[TASK OBJECTIVE]
Retype each line of the material exactly, please, skipping any picture in it.

[RECORD SET]
# # # # #

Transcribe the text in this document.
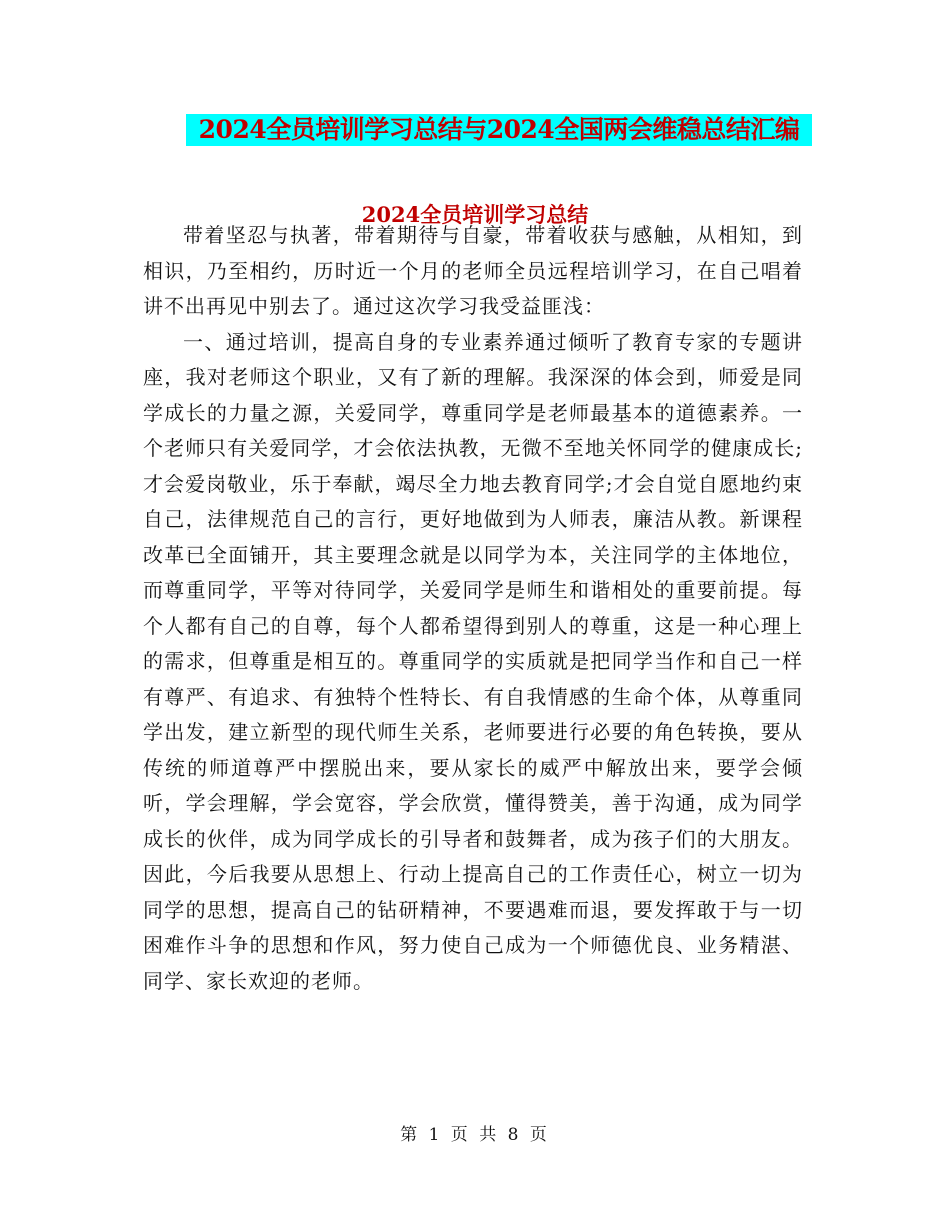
2024全员培训学习总结与2024全国两会维稳总结汇编
2024全员培训学习总结

带着坚忍与执著，带着期待与自豪，带着收获与感触，从相知，到相识，乃至相约，历时近一个月的老师全员远程培训学习，在自己唱着讲不出再见中别去了。通过这次学习我受益匪浅：

一、通过培训，提高自身的专业素养通过倾听了教育专家的专题讲座，我对老师这个职业，又有了新的理解。我深深的体会到，师爱是同学成长的力量之源，关爱同学，尊重同学是老师最基本的道德素养。一个老师只有关爱同学，才会依法执教，无微不至地关怀同学的健康成长;才会爱岗敬业，乐于奉献，竭尽全力地去教育同学;才会自觉自愿地约束自己，法律规范自己的言行，更好地做到为人师表，廉洁从教。新课程改革已全面铺开，其主要理念就是以同学为本，关注同学的主体地位，而尊重同学，平等对待同学，关爱同学是师生和谐相处的重要前提。每个人都有自己的自尊，每个人都希望得到别人的尊重，这是一种心理上的需求，但尊重是相互的。尊重同学的实质就是把同学当作和自己一样有尊严、有追求、有独特个性特长、有自我情感的生命个体，从尊重同学出发，建立新型的现代师生关系，老师要进行必要的角色转换，要从传统的师道尊严中摆脱出来，要从家长的威严中解放出来，要学会倾听，学会理解，学会宽容，学会欣赏，懂得赞美，善于沟通，成为同学成长的伙伴，成为同学成长的引导者和鼓舞者，成为孩子们的大朋友。因此，今后我要从思想上、行动上提高自己的工作责任心，树立一切为同学的思想，提高自己的钻研精神，不要遇难而退，要发挥敢于与一切困难作斗争的思想和作风，努力使自己成为一个师德优良、业务精湛、同学、家长欢迎的老师。

第 1 页 共 8 页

# # # # #

[EXPECTED ANSWER]
Transcribe the text in this document.
2024全员培训学习总结与2024全国两会维稳总结汇编
2024全员培训学习总结

带着坚忍与执著，带着期待与自豪，带着收获与感触，从相知，到相识，乃至相约，历时近一个月的老师全员远程培训学习，在自己唱着讲不出再见中别去了。通过这次学习我受益匪浅：

一、通过培训，提高自身的专业素养通过倾听了教育专家的专题讲座，我对老师这个职业，又有了新的理解。我深深的体会到，师爱是同学成长的力量之源，关爱同学，尊重同学是老师最基本的道德素养。一个老师只有关爱同学，才会依法执教，无微不至地关怀同学的健康成长;才会爱岗敬业，乐于奉献，竭尽全力地去教育同学;才会自觉自愿地约束自己，法律规范自己的言行，更好地做到为人师表，廉洁从教。新课程改革已全面铺开，其主要理念就是以同学为本，关注同学的主体地位，而尊重同学，平等对待同学，关爱同学是师生和谐相处的重要前提。每个人都有自己的自尊，每个人都希望得到别人的尊重，这是一种心理上的需求，但尊重是相互的。尊重同学的实质就是把同学当作和自己一样有尊严、有追求、有独特个性特长、有自我情感的生命个体，从尊重同学出发，建立新型的现代师生关系，老师要进行必要的角色转换，要从传统的师道尊严中摆脱出来，要从家长的威严中解放出来，要学会倾听，学会理解，学会宽容，学会欣赏，懂得赞美，善于沟通，成为同学成长的伙伴，成为同学成长的引导者和鼓舞者，成为孩子们的大朋友。因此，今后我要从思想上、行动上提高自己的工作责任心，树立一切为同学的思想，提高自己的钻研精神，不要遇难而退，要发挥敢于与一切困难作斗争的思想和作风，努力使自己成为一个师德优良、业务精湛、同学、家长欢迎的老师。

第 1 页 共 8 页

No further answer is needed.